:: Working data ::

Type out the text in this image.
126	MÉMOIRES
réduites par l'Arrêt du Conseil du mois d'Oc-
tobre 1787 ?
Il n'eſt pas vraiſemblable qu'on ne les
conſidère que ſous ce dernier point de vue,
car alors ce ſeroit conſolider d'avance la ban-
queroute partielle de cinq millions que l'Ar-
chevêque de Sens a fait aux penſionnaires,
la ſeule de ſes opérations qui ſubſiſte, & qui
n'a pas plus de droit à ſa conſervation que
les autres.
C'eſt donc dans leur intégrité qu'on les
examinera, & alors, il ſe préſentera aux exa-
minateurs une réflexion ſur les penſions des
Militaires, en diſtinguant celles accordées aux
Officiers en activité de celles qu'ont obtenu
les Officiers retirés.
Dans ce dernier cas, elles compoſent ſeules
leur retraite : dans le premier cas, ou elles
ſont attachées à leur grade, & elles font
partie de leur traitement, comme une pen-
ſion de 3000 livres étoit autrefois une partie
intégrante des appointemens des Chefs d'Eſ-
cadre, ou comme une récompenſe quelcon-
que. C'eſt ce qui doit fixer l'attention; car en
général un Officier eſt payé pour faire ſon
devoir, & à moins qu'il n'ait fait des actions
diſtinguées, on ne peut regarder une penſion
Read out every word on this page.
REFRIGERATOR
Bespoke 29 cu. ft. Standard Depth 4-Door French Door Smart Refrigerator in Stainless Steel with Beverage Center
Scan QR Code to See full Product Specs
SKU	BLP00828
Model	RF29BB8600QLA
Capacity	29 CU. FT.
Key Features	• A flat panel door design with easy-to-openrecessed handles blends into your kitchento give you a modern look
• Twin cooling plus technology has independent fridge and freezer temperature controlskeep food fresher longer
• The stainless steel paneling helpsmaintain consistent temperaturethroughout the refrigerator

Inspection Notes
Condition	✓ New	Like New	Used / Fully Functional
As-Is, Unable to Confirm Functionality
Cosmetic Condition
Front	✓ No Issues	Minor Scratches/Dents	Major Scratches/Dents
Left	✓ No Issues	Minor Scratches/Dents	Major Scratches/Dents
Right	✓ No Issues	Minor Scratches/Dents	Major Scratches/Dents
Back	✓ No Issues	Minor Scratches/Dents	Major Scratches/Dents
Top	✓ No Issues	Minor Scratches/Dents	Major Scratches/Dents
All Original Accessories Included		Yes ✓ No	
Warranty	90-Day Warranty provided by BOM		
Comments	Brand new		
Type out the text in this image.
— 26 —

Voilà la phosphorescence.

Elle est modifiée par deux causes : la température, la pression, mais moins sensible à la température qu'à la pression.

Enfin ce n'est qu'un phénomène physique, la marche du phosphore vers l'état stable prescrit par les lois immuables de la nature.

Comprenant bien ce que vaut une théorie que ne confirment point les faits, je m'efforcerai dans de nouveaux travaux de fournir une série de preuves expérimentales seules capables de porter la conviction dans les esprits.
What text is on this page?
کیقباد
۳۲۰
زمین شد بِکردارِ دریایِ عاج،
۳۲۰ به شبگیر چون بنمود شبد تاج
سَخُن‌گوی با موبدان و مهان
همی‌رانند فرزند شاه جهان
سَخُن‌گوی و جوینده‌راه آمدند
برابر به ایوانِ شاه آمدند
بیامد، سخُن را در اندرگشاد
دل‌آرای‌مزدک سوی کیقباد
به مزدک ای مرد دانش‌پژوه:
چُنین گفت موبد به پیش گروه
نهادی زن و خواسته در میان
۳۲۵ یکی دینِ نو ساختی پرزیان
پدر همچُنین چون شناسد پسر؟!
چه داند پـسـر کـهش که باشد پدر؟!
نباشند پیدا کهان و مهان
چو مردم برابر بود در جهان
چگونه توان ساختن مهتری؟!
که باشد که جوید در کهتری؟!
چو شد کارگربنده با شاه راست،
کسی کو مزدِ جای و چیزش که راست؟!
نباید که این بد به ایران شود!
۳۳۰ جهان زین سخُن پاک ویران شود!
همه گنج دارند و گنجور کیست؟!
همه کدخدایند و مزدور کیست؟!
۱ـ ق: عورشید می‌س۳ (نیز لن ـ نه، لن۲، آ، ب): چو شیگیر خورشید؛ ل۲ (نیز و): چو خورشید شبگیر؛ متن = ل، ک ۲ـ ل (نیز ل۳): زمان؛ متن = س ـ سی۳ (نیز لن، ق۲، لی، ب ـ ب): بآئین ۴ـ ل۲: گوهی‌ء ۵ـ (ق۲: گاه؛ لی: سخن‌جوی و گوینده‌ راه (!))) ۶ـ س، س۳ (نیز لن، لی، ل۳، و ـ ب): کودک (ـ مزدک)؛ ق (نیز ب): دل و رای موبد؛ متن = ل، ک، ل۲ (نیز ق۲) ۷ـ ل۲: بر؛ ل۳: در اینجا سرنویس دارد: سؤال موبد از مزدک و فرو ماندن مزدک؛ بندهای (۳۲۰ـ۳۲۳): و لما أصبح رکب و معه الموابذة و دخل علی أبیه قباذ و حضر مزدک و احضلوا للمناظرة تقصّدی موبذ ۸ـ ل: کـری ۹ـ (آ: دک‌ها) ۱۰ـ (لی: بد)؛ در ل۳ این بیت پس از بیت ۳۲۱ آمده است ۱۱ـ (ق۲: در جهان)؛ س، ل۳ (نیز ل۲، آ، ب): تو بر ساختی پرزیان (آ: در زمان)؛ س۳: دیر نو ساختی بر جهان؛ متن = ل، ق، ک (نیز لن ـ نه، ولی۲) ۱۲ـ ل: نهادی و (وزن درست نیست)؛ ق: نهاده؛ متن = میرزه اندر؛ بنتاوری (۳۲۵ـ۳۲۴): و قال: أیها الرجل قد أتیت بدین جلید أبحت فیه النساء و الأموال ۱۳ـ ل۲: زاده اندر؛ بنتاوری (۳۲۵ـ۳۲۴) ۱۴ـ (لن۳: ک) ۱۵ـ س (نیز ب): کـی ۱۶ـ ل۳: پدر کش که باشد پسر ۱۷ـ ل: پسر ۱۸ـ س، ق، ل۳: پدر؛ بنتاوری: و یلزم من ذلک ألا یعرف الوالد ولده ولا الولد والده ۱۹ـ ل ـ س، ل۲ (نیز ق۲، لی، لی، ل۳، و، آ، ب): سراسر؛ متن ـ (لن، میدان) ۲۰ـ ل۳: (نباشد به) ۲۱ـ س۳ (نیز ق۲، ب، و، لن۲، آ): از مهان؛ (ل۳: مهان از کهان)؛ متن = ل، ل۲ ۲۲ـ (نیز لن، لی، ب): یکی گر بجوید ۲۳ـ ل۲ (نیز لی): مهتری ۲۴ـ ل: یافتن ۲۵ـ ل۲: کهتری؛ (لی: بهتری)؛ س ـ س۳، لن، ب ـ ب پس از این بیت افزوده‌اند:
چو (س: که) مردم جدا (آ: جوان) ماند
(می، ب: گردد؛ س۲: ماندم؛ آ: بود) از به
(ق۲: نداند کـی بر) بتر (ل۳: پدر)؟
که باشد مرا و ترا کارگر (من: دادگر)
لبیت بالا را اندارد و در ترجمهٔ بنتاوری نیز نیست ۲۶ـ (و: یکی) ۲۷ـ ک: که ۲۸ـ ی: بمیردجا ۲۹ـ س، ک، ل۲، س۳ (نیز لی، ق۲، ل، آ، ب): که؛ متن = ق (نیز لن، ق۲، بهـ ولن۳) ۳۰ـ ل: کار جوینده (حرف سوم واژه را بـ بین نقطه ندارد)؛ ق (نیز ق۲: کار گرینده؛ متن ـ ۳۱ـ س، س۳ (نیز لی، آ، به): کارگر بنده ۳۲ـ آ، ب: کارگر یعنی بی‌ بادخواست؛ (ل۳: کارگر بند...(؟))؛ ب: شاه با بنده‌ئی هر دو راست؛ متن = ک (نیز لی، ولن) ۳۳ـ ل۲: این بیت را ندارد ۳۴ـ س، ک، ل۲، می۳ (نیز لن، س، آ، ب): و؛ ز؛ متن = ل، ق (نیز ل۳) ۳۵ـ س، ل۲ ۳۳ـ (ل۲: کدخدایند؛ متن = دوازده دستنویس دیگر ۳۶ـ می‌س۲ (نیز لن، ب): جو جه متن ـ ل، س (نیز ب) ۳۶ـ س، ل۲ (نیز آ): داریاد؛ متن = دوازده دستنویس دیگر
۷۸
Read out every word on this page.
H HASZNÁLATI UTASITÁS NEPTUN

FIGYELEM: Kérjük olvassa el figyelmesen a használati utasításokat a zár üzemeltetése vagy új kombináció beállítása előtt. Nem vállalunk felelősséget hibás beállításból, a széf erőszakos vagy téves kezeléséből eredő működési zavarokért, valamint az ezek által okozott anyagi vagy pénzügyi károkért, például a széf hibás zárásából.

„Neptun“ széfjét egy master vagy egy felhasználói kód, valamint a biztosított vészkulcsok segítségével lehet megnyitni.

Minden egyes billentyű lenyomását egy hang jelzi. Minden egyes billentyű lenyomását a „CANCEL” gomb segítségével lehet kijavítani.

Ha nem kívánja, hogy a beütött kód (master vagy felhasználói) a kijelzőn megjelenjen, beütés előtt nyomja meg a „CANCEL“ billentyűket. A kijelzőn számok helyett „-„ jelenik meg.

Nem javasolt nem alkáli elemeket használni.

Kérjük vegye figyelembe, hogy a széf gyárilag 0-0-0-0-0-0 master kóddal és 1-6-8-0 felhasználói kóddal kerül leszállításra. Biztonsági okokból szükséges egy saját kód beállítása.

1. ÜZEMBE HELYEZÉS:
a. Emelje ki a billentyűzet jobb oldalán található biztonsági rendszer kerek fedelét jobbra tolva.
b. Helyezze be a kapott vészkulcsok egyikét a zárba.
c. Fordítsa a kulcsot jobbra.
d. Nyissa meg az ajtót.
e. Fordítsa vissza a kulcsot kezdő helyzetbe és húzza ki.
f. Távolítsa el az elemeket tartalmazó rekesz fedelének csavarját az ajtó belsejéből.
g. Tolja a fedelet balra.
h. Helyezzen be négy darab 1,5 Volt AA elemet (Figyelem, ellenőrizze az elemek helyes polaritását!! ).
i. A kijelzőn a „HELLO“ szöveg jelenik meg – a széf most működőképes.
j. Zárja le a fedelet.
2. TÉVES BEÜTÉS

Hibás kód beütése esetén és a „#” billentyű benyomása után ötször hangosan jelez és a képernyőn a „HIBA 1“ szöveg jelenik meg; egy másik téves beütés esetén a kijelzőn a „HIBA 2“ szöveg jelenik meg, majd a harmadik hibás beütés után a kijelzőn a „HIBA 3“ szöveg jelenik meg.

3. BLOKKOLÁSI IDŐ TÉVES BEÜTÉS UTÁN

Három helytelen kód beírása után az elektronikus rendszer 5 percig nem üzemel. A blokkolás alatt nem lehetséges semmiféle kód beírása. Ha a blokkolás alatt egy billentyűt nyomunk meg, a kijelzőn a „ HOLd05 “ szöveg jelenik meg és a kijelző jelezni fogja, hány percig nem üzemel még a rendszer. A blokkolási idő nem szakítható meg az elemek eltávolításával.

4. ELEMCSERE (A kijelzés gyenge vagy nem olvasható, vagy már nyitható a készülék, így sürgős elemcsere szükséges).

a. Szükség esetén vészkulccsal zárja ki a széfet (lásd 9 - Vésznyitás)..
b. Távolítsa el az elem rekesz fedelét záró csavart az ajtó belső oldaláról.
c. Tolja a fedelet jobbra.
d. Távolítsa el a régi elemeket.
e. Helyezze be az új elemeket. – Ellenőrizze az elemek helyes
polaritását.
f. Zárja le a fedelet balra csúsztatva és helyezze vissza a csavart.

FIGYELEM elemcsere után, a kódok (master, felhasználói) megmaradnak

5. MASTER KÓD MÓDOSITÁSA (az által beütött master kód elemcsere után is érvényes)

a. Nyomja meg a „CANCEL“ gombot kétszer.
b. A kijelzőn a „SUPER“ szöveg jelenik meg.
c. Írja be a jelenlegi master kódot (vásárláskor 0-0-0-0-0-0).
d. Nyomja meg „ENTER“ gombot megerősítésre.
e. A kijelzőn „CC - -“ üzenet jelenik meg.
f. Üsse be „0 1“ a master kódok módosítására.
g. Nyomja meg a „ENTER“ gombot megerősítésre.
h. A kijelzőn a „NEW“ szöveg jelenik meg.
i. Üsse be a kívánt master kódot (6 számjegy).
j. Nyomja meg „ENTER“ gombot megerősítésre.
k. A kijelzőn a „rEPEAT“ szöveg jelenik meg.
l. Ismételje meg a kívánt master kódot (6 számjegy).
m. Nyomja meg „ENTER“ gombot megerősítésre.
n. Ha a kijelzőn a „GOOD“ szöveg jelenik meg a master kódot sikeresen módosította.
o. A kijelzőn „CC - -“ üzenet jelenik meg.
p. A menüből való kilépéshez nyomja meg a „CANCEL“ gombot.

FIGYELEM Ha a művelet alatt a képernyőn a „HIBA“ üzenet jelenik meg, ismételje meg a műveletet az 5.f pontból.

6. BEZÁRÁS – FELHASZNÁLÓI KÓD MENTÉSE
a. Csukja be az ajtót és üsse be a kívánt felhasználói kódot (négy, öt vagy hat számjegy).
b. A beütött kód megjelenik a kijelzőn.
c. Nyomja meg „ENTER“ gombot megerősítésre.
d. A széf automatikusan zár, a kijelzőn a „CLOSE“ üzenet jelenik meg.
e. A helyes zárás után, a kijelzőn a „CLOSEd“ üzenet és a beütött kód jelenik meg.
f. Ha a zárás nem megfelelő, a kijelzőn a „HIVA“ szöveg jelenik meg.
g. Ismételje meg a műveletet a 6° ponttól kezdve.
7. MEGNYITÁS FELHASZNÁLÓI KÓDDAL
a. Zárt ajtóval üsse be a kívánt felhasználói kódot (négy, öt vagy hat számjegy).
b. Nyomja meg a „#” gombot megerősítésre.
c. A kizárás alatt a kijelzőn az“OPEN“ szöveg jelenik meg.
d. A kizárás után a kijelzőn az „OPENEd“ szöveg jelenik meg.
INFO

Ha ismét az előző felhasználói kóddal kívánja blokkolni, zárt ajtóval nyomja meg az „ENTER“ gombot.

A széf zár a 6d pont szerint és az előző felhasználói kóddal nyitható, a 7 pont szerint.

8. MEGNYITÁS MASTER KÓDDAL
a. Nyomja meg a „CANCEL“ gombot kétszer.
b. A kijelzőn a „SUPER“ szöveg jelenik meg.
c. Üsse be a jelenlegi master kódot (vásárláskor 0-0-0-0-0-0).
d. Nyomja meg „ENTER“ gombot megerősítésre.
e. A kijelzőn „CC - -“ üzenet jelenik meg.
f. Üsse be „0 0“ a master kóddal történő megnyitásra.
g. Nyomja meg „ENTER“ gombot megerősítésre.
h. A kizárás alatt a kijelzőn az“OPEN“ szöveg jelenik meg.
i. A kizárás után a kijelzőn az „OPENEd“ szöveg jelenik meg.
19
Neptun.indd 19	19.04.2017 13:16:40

:::

**Task to carry out**. Take every line containing the word "مردم" and copy it.

**Task output**.
چو مردم برابر بود در جهان
چو (س: که) مردم جدا (آ: جوان) ماند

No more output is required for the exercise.